### Record set
[start]
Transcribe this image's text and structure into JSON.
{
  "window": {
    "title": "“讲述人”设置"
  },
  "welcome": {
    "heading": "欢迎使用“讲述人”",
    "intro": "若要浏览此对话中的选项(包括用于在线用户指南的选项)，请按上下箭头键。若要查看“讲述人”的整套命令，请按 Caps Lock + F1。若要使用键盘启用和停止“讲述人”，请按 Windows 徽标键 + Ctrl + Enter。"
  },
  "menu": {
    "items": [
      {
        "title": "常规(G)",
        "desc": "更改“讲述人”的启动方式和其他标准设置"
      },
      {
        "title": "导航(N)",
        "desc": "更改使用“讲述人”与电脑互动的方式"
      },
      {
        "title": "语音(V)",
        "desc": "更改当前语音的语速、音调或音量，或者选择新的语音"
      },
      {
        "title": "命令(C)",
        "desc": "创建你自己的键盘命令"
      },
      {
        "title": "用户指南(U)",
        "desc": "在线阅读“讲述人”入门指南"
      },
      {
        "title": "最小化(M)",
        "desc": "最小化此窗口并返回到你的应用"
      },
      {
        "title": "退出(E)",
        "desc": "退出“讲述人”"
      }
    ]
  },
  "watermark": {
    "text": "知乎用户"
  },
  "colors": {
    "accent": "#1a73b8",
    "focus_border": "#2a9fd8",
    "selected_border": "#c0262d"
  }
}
[end]
### What you need to do
Working from the material above, retype it in its entirety without change.

### Exercise response
Transcribe this image's text and structure into JSON.
{
  "window": {
    "title": "“讲述人”设置"
  },
  "welcome": {
    "heading": "欢迎使用“讲述人”",
    "intro": "若要浏览此对话中的选项(包括用于在线用户指南的选项)，请按上下箭头键。若要查看“讲述人”的整套命令，请按 Caps Lock + F1。若要使用键盘启用和停止“讲述人”，请按 Windows 徽标键 + Ctrl + Enter。"
  },
  "menu": {
    "items": [
      {
        "title": "常规(G)",
        "desc": "更改“讲述人”的启动方式和其他标准设置"
      },
      {
        "title": "导航(N)",
        "desc": "更改使用“讲述人”与电脑互动的方式"
      },
      {
        "title": "语音(V)",
        "desc": "更改当前语音的语速、音调或音量，或者选择新的语音"
      },
      {
        "title": "命令(C)",
        "desc": "创建你自己的键盘命令"
      },
      {
        "title": "用户指南(U)",
        "desc": "在线阅读“讲述人”入门指南"
      },
      {
        "title": "最小化(M)",
        "desc": "最小化此窗口并返回到你的应用"
      },
      {
        "title": "退出(E)",
        "desc": "退出“讲述人”"
      }
    ]
  },
  "watermark": {
    "text": "知乎用户"
  },
  "colors": {
    "accent": "#1a73b8",
    "focus_border": "#2a9fd8",
    "selected_border": "#c0262d"
  }
}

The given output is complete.